:: TESTO ESTRATTO ::
========
Cambia la tecnica, ma l'obiettivo è sempre lo stesso: gli anziani soli e indifesi. L'ennesima truffa ha colpito, nella mattinata di mercoledì, una vedova 77enne di Pordenone e il figlio di 54 anni. L'escamotage? Una rapina commessa con l'automobile - o comunque utilizzando la targa della stessa - intestata al marito morto diverso tempo fa. La vittima è stata contattata verso l'ora di pranzo da un convincente "maresciallo" del Comando dei carabinieri di Pordenone. Un finto maresciallo, ma così autorevole che ha donna non ha percepito l'inganno. Si è subito preoccupata. «Le passo subito mio figlio», ha risposto. Il finto rappresentante dell'Arma non ha riattaccato. Anzi, ha continuato la sua messinscena. «Vada alla Motorizzazione civile - gli ha consigliato - e cerchi di risolvere il problema della targa». Il figlio dell'anziana non si è reso conto che era soltanto un escamotage per allontanarlo dall'abitazione.

Il complice del falso maresciallo, che probabilmente telefonata per conto di qualche organizzazione campana, era pronto a entrare in azione. Con molta probabilità era già posizionato nella zona residenziale in cui abitano madre e figlio a ridosso del popoloso viale della Libertà. Appena il figlio si è allontanato, ha suonato alla porta. «Sono venuto a controllare che il denaro che avete i casa e i gioielli non siano quelli portati via al gioielliere derubato...». La 77enne non ha dubitato, si è fidata di quello che lo sconosciuto, spacciandosi per un rappresentante delle forze dell'ordine, le stava rappresentando.
========
:: DATI FORNITI ::

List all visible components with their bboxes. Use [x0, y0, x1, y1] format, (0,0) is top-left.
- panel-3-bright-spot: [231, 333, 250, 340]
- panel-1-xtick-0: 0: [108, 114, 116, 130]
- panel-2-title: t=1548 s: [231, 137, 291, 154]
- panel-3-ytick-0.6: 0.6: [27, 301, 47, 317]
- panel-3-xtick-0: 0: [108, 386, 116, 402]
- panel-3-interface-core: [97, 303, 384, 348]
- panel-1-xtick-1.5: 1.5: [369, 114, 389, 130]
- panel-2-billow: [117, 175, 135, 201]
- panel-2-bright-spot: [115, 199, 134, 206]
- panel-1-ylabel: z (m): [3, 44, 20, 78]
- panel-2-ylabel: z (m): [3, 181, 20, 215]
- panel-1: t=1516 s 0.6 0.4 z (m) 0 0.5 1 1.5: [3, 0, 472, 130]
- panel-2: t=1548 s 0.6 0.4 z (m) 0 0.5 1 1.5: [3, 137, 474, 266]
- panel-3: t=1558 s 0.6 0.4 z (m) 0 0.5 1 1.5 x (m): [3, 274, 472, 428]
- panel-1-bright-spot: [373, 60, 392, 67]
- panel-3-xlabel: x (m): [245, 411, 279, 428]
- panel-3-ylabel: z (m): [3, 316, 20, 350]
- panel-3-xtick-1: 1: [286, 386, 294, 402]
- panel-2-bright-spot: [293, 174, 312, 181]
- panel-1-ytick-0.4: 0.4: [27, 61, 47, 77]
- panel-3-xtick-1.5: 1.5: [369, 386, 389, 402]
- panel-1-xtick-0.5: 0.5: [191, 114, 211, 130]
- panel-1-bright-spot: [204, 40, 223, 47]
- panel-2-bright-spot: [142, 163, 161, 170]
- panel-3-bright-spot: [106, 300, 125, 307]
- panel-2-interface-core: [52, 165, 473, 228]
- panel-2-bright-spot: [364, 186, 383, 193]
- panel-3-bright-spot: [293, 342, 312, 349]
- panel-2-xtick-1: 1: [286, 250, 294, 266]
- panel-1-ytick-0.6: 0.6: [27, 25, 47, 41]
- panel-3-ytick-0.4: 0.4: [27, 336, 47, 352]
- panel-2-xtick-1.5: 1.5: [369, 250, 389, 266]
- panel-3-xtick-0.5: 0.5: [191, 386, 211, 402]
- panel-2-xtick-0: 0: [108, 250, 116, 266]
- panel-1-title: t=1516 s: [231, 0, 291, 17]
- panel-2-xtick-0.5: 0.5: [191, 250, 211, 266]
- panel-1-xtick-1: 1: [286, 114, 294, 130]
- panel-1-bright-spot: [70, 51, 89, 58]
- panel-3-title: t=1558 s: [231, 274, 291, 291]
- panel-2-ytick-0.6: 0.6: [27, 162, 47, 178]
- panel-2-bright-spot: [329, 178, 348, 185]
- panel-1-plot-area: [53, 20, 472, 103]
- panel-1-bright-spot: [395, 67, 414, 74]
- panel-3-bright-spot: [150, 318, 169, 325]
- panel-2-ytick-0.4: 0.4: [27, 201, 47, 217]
========
:: ATTIVITÀ DA SVOLGERE ::
A: Stampa il brano dell'articolo sulla truffa di Pordenone cominciando da "Il complice del" e proseguendo fino a "le stava rappresentando.".
B: Secondo l'articolo sulla truffa di Pordenone, quanti anni ha il figlio della vedova?

:: SOLUZIONI PROPOSTE ::
A:
Il complice del falso maresciallo, che probabilmente telefonata per conto di qualche organizzazione campana, era pronto a entrare in azione. Con molta probabilità era già posizionato nella zona residenziale in cui abitano madre e figlio a ridosso del popoloso viale della Libertà. Appena il figlio si è allontanato, ha suonato alla porta. «Sono venuto a controllare che il denaro che avete i casa e i gioielli non siano quelli portati via al gioielliere derubato...». La 77enne non ha dubitato, si è fidata di quello che lo sconosciuto, spacciandosi per un rappresentante delle forze dell'ordine, le stava rappresentando.

B: Il figlio della vedova ha 54 anni.